**Alıntı metin:**
Son 3 yıldır, Türkiye Cumhuriyeti’nin kuruluşuna giden olayların ve ulusal kurtuluş savaşımızın tarihsel gelişmelerinin yüzüncü yıllarını yaşıyoruz. 19 Mayıs 2019, 23 Nisan 2020, 13 Eylül 2021. AKP iktidarı döneminde ve artık son 4 yıldır büyük oranda tek adam ve parti devletinde yaşanıyor olmasından kaynaklı olsa gerek, bu 100'üncü yıldönümlerinin çok coşkulu geçemediğini gördük. Oysa dile kolay 100 yıl…
9 Eylül 2022’deki İzmir’in kurtuluşunun ve Ulusal Kurtuluş Savaşı'nın zafere ulaşmasının 100.'üncü yılında İzmir’deki görkemli kutlamaya kadar. Katılım, coşku, Türkiye’nin doğrultusu ile ilgili verilmek istenen mesaj, İzmir Büyükşehir Belediye Başkanı Tunç Soyer’in harika bir retorikle yaptığı, Atatürk’ün “Gençliğe Hitabe”sindeki sözlerine vurgu yaptığı konuşması. Bu görkemli kutlama ve Tunç Soyer’in konuşmasına AKP-Cumhur İttifakı'ndan gelen tepki de; kutlamanın ne kadar görkemli olduğunu tersinden okumamızı sağladı. Bu kutlama Cumhuriyet devriminden, aydınlanmadan yana kitlelerdeki kenetlenmeyi ve umudu arttırdı dersek sanırız yanlış söylemiş olmayız.

**Verilen bilgiler:**
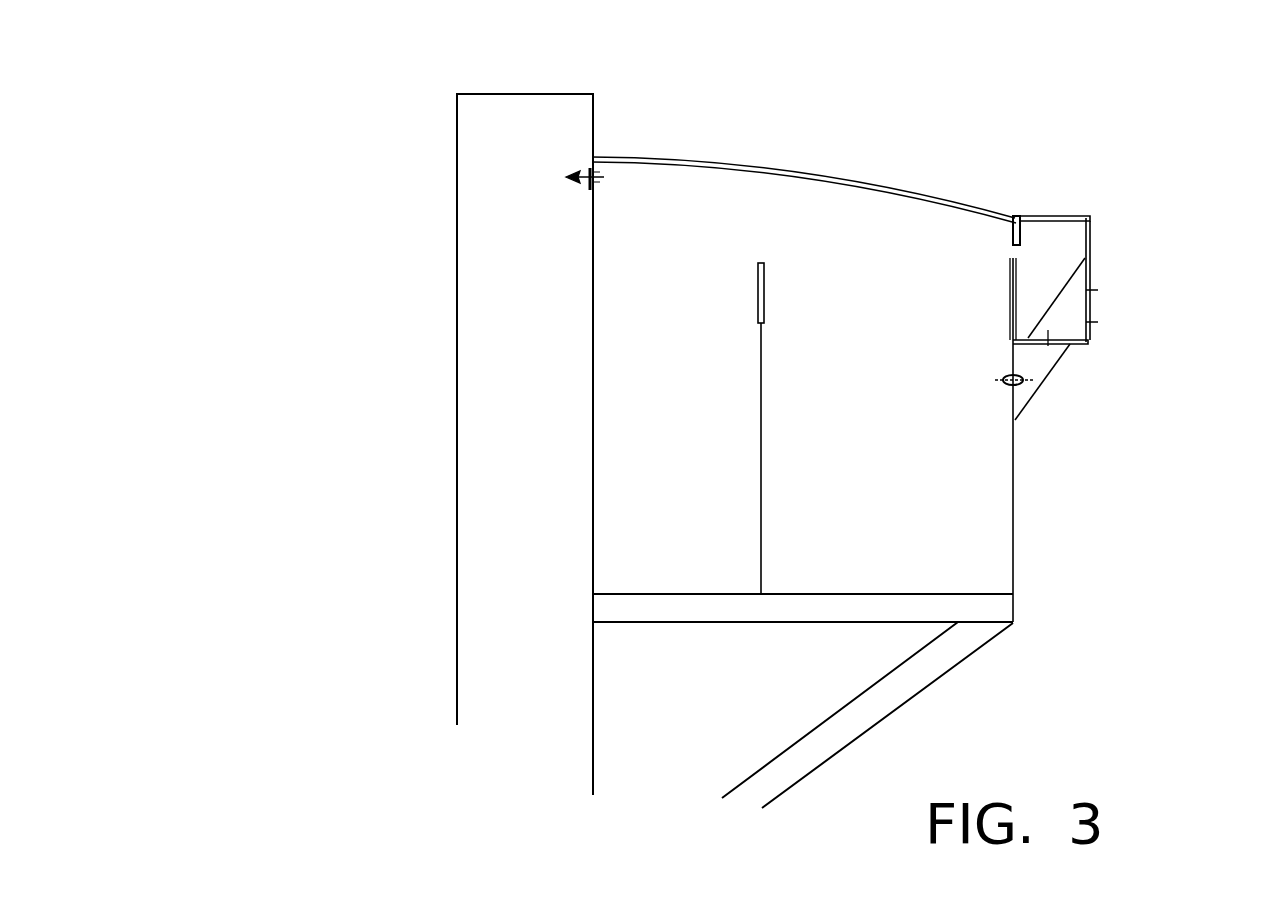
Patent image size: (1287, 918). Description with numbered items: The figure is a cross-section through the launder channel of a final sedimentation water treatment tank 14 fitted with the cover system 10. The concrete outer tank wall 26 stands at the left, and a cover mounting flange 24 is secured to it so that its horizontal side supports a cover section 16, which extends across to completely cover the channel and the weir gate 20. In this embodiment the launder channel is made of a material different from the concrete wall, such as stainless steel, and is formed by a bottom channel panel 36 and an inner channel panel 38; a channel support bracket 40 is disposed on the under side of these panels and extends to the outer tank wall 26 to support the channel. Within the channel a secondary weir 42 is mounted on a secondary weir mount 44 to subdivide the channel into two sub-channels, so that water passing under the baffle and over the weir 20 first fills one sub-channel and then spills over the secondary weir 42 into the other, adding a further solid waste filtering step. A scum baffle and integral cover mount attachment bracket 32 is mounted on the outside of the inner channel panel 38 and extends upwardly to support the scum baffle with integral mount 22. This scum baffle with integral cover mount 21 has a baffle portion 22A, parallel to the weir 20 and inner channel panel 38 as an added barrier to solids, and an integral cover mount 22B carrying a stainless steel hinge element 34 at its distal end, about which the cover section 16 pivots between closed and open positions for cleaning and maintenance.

**Yapılacak işler:**
a – İzmir'in kurtuluşunun 100. yılını anlatan metne göre Tunç Soyer, konuşmasında Atatürk'ün hangi konuşmasındaki sözlere vurgu yaptı?
b – İzmir'in kurtuluşunun 100. yılını anlatan metni son cümlesinden sonra sürdür.

**Sonuçlar:**
a – Atatürk'ün "Gençliğe Hitabe"sindeki sözlere vurgu yaptı.

b –
29 EKİM 2023'E HAZIR MIYIZ?
Önümüzdeki yıl yine çok önemli yüzüncü yıl kutlamaları barındırıyor, en başta da, Atatürk’ün 10.'uncu yıl nutkunda “En büyük bayramdır” dediği Cumhuriyetimizin kuruluşunun 100.'üncü yılını. O dönemden kalan fotoğraflar ile, nadir de olsa bant kayıtları ile, büyüklerimizden dinlediğimiz yurdun dört yanına yayılan heyecandan biliyoruz ki, Cumhuriyet’in 10.'uncu yılı büyük coşkuyla kutlandı.
Geçen gün bir araya geldiğimiz Ünsal Altunbaş Hocam ile sohbetimizden, 50 yıl önce ülkemizin ne kadar farklı bir yerde olduğunu bir daha anladım. Cumhuriyet’in 50.'inci yılı kutlamaları için harcanan emeği, tutkuyla çalışmayı, çekilen filmleri Ünsal Hocam’ın renkli sohbetinde dinlerken; 90 yıl önceki, 50 yıl önceki kadar olmasa da, 'Yakın bir idealizm yakalar mıyız?' diye düşünmekten alamadım kendimi.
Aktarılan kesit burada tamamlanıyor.